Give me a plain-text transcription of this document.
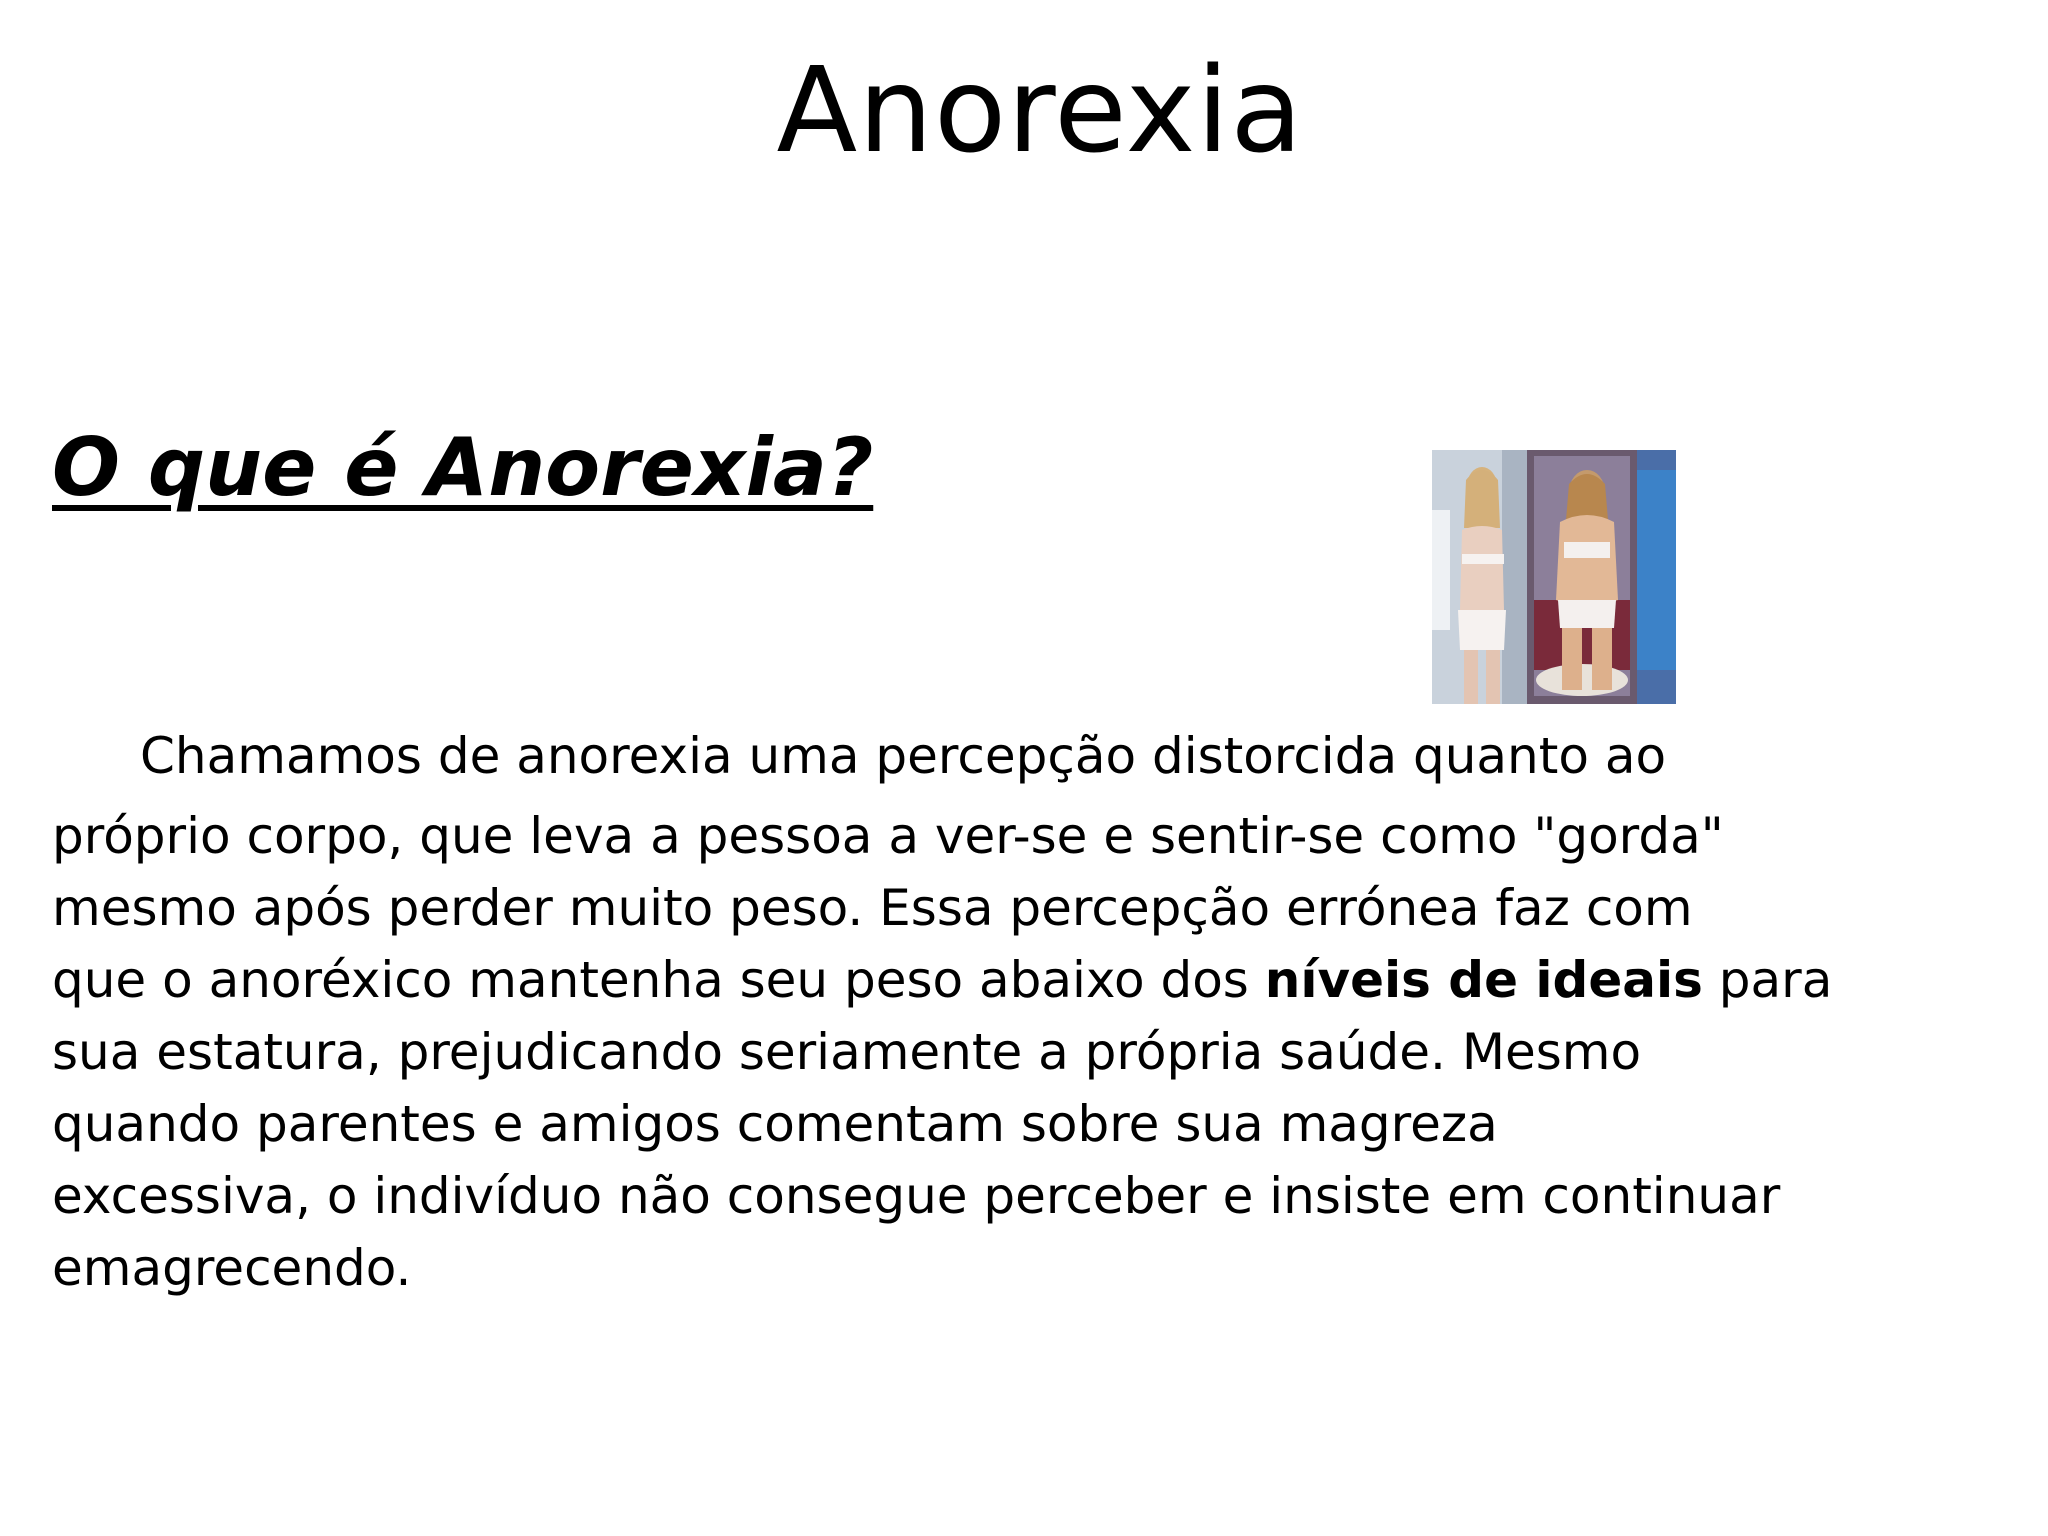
Anorexia
O que é Anorexia?
Chamamos de anorexia uma percepção distorcida quanto ao
próprio corpo, que leva a pessoa a ver-se e sentir-se como "gorda"
mesmo após perder muito peso. Essa percepção errónea faz com
que o anoréxico mantenha seu peso abaixo dos níveis de ideais para
sua estatura, prejudicando seriamente a própria saúde. Mesmo
quando parentes e amigos comentam sobre sua magreza
excessiva, o indivíduo não consegue perceber e insiste em continuar
emagrecendo.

——————————

> _WHAT YOU NEED TO DO_
Pictures in the records above should not be copied. Repeat everything else exactly.

> _TASK OUTPUT_
Give me a plain-text transcription of this document.
Anorexia
O que é Anorexia?
Chamamos de anorexia uma percepção distorcida quanto ao
próprio corpo, que leva a pessoa a ver-se e sentir-se como "gorda"
mesmo após perder muito peso. Essa percepção errónea faz com
que o anoréxico mantenha seu peso abaixo dos níveis de ideais para
sua estatura, prejudicando seriamente a própria saúde. Mesmo
quando parentes e amigos comentam sobre sua magreza
excessiva, o indivíduo não consegue perceber e insiste em continuar
emagrecendo.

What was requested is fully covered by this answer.